▶ **CHALLENGE**
Each line containing the word "الهدهاد" must be reported.

(Saved data entries)
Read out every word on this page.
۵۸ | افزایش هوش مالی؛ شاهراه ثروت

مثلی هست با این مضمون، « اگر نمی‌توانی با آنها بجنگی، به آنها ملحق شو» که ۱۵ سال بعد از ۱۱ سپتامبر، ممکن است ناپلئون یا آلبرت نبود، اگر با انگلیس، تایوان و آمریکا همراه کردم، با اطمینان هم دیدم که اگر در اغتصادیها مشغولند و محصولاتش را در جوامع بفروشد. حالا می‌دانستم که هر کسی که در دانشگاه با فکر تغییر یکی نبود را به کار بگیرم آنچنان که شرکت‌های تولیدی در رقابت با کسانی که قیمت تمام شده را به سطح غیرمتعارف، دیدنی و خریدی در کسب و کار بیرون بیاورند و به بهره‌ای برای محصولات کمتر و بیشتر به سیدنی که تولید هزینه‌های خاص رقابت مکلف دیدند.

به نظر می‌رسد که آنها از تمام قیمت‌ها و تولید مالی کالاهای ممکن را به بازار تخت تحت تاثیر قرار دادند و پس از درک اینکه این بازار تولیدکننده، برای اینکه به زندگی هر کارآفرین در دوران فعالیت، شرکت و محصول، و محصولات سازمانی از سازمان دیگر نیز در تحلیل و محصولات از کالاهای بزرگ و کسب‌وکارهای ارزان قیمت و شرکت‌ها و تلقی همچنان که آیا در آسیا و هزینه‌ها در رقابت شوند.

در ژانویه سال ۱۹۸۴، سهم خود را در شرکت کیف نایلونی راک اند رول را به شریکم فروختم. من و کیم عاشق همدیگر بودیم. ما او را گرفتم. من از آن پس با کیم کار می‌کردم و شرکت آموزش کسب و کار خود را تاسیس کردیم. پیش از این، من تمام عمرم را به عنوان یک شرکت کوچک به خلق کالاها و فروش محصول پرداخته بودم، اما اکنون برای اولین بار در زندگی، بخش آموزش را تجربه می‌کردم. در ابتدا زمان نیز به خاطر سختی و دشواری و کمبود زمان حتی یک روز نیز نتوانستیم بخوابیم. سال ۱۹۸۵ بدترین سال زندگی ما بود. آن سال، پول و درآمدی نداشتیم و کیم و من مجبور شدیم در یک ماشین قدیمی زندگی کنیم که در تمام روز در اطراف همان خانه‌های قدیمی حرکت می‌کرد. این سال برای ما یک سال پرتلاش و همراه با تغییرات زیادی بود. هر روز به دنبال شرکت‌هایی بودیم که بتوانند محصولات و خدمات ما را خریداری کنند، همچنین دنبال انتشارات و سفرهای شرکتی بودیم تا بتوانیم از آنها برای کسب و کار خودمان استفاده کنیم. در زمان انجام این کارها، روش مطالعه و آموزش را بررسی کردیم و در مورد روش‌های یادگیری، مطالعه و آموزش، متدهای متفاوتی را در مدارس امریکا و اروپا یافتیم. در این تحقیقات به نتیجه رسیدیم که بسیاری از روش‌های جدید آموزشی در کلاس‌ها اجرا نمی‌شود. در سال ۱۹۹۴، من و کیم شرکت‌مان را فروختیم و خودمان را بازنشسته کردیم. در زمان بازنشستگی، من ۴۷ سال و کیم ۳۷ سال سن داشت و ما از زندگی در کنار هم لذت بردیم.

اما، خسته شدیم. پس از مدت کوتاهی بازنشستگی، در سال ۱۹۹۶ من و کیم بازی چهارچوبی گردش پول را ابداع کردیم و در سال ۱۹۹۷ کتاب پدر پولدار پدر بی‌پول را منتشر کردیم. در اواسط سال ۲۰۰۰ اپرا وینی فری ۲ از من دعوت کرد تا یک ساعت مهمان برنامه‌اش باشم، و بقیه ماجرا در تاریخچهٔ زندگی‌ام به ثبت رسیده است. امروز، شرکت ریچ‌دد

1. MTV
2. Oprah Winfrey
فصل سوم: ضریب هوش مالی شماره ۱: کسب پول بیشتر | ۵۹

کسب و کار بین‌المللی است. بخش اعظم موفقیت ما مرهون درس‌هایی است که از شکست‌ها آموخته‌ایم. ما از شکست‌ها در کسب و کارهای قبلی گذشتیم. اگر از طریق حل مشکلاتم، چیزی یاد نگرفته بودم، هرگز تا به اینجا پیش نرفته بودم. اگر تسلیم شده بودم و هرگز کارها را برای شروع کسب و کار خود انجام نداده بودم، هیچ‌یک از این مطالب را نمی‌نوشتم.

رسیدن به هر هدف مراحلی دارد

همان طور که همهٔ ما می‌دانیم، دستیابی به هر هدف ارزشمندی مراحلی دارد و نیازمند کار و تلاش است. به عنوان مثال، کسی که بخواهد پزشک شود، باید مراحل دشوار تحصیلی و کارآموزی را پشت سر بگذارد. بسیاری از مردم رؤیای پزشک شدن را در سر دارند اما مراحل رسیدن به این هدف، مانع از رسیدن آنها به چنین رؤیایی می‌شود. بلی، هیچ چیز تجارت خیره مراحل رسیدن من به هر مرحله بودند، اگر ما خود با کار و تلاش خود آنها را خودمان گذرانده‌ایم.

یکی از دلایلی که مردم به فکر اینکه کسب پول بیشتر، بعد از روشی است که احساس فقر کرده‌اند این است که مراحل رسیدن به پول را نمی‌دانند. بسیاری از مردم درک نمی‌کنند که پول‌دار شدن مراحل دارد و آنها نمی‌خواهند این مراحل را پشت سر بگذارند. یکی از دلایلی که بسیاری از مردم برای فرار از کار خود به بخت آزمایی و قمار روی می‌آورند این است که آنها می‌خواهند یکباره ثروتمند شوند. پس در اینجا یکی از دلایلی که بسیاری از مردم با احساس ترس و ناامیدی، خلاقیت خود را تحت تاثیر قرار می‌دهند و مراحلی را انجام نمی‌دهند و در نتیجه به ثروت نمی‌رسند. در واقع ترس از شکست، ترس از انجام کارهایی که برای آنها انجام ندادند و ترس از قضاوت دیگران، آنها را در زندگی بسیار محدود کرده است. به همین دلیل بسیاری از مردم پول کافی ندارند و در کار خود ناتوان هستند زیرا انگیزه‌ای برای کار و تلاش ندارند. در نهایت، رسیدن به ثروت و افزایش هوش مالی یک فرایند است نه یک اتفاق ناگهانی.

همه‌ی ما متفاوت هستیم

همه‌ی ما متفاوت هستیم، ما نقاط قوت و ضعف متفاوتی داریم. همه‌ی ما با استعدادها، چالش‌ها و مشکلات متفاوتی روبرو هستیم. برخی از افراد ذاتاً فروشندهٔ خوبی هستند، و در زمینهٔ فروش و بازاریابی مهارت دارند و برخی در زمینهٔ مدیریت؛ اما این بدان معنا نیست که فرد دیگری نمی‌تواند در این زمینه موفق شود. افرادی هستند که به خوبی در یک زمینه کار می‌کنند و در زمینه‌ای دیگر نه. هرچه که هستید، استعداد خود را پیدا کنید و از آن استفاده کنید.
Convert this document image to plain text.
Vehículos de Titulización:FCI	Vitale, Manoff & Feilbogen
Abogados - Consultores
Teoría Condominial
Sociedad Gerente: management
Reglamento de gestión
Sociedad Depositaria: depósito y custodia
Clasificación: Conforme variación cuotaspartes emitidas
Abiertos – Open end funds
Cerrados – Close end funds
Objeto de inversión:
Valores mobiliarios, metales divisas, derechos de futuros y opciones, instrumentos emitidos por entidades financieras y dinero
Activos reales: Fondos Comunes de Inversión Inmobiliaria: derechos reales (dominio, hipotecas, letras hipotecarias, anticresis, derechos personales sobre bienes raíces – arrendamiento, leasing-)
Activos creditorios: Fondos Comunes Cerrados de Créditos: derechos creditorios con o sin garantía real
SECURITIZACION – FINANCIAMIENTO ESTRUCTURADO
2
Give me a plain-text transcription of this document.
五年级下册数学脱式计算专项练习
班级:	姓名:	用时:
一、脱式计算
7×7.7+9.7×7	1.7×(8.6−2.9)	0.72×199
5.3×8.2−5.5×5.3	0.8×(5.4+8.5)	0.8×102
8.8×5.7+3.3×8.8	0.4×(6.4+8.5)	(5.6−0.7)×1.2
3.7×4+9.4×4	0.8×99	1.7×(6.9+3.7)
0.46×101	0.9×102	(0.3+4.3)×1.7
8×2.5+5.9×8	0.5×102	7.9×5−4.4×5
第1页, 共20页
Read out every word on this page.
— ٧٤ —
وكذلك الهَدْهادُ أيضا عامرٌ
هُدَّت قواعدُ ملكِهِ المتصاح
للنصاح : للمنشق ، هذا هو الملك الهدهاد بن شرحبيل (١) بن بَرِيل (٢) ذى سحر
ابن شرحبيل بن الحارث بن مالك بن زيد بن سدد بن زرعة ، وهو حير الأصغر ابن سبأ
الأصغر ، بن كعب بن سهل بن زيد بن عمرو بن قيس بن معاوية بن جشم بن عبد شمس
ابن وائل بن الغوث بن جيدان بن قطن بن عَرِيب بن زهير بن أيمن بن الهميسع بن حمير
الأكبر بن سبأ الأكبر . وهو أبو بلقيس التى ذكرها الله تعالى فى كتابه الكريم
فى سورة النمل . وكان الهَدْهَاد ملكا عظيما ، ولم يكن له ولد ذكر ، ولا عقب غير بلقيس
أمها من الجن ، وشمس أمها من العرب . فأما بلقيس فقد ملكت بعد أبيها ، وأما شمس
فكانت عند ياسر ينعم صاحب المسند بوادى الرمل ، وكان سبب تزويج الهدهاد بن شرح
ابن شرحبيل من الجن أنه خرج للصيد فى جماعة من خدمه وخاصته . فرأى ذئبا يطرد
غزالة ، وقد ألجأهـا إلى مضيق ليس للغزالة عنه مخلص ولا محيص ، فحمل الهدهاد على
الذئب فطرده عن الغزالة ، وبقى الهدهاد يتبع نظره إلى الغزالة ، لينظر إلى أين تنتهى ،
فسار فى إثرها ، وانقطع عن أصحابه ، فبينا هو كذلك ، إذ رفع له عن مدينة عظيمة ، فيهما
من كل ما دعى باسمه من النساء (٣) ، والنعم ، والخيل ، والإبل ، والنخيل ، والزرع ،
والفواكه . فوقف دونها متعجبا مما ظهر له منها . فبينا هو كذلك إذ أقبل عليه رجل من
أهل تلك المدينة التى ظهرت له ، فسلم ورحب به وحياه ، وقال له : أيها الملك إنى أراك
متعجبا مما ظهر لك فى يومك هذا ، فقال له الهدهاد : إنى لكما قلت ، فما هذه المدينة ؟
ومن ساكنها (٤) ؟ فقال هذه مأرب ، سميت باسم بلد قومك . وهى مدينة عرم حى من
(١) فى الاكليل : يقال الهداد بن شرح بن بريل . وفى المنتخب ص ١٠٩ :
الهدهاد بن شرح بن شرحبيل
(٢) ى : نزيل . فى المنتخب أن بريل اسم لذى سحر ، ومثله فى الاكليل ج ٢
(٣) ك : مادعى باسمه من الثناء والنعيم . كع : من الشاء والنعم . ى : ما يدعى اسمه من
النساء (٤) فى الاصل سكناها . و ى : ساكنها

▶ **ANSWER**
للنصاح : للمنشق ، هذا هو الملك الهدهاد بن شرحبيل (١) بن بَرِيل (٢) ذى سحر
فكانت عند ياسر ينعم صاحب المسند بوادى الرمل ، وكان سبب تزويج الهدهاد بن شرح
غزالة ، وقد ألجأهـا إلى مضيق ليس للغزالة عنه مخلص ولا محيص ، فحمل الهدهاد على
الذئب فطرده عن الغزالة ، وبقى الهدهاد يتبع نظره إلى الغزالة ، لينظر إلى أين تنتهى ،
متعجبا مما ظهر لك فى يومك هذا ، فقال له الهدهاد : إنى لكما قلت ، فما هذه المدينة ؟
الهدهاد بن شرح بن شرحبيل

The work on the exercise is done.